>> Begin Input records

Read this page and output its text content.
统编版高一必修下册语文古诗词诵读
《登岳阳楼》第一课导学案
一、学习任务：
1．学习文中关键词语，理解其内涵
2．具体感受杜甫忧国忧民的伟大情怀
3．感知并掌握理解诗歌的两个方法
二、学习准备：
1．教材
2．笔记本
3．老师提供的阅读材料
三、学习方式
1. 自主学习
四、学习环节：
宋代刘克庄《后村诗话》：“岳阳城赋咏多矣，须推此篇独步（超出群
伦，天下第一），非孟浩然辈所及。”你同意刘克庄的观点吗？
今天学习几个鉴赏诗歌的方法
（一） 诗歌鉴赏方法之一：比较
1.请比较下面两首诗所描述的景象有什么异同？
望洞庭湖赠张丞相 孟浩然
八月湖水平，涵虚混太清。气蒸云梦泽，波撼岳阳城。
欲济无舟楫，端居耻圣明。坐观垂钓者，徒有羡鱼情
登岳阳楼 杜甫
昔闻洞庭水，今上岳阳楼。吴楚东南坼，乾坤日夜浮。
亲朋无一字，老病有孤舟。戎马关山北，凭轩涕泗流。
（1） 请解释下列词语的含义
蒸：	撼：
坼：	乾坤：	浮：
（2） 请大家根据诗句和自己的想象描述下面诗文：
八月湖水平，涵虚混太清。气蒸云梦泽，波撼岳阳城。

>> End Input records

- **Exercise prompt**
Reproduce the listing above word for word.

- **Expected answer**
Read this page and output its text content.
统编版高一必修下册语文古诗词诵读
《登岳阳楼》第一课导学案
一、学习任务：
1．学习文中关键词语，理解其内涵
2．具体感受杜甫忧国忧民的伟大情怀
3．感知并掌握理解诗歌的两个方法
二、学习准备：
1．教材
2．笔记本
3．老师提供的阅读材料
三、学习方式
1. 自主学习
四、学习环节：
宋代刘克庄《后村诗话》：“岳阳城赋咏多矣，须推此篇独步（超出群
伦，天下第一），非孟浩然辈所及。”你同意刘克庄的观点吗？
今天学习几个鉴赏诗歌的方法
（一） 诗歌鉴赏方法之一：比较
1.请比较下面两首诗所描述的景象有什么异同？
望洞庭湖赠张丞相 孟浩然
八月湖水平，涵虚混太清。气蒸云梦泽，波撼岳阳城。
欲济无舟楫，端居耻圣明。坐观垂钓者，徒有羡鱼情
登岳阳楼 杜甫
昔闻洞庭水，今上岳阳楼。吴楚东南坼，乾坤日夜浮。
亲朋无一字，老病有孤舟。戎马关山北，凭轩涕泗流。
（1） 请解释下列词语的含义
蒸：	撼：
坼：	乾坤：	浮：
（2） 请大家根据诗句和自己的想象描述下面诗文：
八月湖水平，涵虚混太清。气蒸云梦泽，波撼岳阳城。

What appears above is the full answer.